- What you will do
Every line of the material below that holds the string "welchen" should be copied.

- Listed records
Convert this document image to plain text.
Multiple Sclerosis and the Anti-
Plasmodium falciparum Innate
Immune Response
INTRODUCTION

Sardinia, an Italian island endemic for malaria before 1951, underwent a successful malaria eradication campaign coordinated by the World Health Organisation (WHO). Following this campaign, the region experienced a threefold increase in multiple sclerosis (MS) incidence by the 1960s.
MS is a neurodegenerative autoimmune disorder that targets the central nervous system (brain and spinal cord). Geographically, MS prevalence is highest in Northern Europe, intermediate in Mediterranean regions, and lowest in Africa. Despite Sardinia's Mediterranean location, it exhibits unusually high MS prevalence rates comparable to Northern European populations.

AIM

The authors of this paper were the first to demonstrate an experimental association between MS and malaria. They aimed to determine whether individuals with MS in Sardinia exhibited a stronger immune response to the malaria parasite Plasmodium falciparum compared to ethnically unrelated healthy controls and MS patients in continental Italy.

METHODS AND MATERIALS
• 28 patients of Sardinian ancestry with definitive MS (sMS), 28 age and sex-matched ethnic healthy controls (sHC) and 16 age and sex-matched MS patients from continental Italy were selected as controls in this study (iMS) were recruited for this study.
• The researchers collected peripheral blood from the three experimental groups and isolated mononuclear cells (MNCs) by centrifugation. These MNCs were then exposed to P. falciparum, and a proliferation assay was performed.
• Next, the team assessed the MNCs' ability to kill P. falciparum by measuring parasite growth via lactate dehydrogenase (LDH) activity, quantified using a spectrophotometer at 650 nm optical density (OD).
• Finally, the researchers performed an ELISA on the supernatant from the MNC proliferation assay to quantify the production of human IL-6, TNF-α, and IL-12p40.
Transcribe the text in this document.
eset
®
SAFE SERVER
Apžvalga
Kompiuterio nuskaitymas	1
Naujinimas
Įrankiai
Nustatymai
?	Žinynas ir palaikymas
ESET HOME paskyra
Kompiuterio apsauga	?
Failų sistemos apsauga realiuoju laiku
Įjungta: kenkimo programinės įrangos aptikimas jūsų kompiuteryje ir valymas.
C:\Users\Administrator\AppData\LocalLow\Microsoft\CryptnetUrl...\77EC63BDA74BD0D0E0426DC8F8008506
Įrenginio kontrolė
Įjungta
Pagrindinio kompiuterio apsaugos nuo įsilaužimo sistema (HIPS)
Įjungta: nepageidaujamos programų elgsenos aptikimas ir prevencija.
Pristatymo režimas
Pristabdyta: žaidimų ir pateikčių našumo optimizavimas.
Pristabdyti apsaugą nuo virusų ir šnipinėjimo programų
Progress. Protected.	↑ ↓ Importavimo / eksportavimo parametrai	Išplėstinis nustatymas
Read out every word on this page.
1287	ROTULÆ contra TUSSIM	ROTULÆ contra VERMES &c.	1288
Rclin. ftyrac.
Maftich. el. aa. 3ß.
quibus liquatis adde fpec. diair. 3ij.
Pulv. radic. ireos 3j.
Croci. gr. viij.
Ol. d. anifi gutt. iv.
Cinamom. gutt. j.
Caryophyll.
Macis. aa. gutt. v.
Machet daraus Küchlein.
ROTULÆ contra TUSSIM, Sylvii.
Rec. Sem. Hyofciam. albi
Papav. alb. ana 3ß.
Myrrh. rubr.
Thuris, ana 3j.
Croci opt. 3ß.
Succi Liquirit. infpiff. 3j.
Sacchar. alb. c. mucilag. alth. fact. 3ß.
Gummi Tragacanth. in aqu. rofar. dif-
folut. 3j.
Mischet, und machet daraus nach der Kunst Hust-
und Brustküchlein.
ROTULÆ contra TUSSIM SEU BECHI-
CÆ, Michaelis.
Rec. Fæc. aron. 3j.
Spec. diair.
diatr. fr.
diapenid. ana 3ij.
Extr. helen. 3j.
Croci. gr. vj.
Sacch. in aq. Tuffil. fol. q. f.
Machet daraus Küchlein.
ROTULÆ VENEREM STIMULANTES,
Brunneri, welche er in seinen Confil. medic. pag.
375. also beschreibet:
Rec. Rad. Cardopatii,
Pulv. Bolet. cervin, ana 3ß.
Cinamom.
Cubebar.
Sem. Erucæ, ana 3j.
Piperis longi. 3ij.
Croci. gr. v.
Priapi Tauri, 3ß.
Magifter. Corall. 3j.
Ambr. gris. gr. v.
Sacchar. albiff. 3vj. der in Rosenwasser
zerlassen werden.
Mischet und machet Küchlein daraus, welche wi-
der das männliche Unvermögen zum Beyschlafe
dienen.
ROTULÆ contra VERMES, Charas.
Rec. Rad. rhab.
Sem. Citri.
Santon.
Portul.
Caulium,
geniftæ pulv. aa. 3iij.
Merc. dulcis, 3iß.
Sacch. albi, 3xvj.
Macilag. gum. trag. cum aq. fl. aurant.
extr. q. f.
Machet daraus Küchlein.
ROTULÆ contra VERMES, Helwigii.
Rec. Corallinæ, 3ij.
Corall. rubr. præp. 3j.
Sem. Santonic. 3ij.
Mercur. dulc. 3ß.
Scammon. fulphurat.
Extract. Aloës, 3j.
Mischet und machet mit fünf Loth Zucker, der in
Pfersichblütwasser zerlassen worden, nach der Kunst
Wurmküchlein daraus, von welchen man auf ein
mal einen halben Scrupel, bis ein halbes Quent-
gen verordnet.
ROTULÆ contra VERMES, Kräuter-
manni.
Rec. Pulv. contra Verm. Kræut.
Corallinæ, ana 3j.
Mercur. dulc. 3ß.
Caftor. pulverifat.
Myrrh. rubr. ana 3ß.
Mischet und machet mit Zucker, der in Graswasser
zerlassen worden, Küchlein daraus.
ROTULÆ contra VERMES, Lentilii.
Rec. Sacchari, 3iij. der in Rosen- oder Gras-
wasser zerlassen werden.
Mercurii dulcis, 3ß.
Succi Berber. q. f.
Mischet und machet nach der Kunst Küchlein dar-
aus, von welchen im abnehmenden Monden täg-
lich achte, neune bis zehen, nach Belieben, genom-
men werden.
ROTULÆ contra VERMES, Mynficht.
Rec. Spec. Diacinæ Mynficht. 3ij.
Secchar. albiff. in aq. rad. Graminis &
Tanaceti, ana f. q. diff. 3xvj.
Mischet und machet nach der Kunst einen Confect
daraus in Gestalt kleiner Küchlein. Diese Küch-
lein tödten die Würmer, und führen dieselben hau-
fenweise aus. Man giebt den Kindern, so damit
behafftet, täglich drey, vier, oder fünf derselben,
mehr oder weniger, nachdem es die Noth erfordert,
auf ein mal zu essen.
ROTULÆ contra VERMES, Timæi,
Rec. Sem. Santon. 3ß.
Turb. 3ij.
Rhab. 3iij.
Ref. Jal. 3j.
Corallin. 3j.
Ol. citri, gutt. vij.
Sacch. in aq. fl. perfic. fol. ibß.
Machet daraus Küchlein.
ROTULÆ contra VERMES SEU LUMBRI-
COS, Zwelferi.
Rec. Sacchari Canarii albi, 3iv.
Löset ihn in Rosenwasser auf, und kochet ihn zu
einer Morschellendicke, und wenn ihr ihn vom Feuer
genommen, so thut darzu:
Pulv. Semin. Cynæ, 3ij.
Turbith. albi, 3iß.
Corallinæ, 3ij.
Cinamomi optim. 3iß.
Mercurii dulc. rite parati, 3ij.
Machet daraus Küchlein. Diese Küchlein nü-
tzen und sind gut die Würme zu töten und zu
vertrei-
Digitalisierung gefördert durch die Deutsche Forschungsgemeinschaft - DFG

- Finished task
Wurmküchlein daraus, von welchen man auf ein
aus, von welchen im abnehmenden Monden täg-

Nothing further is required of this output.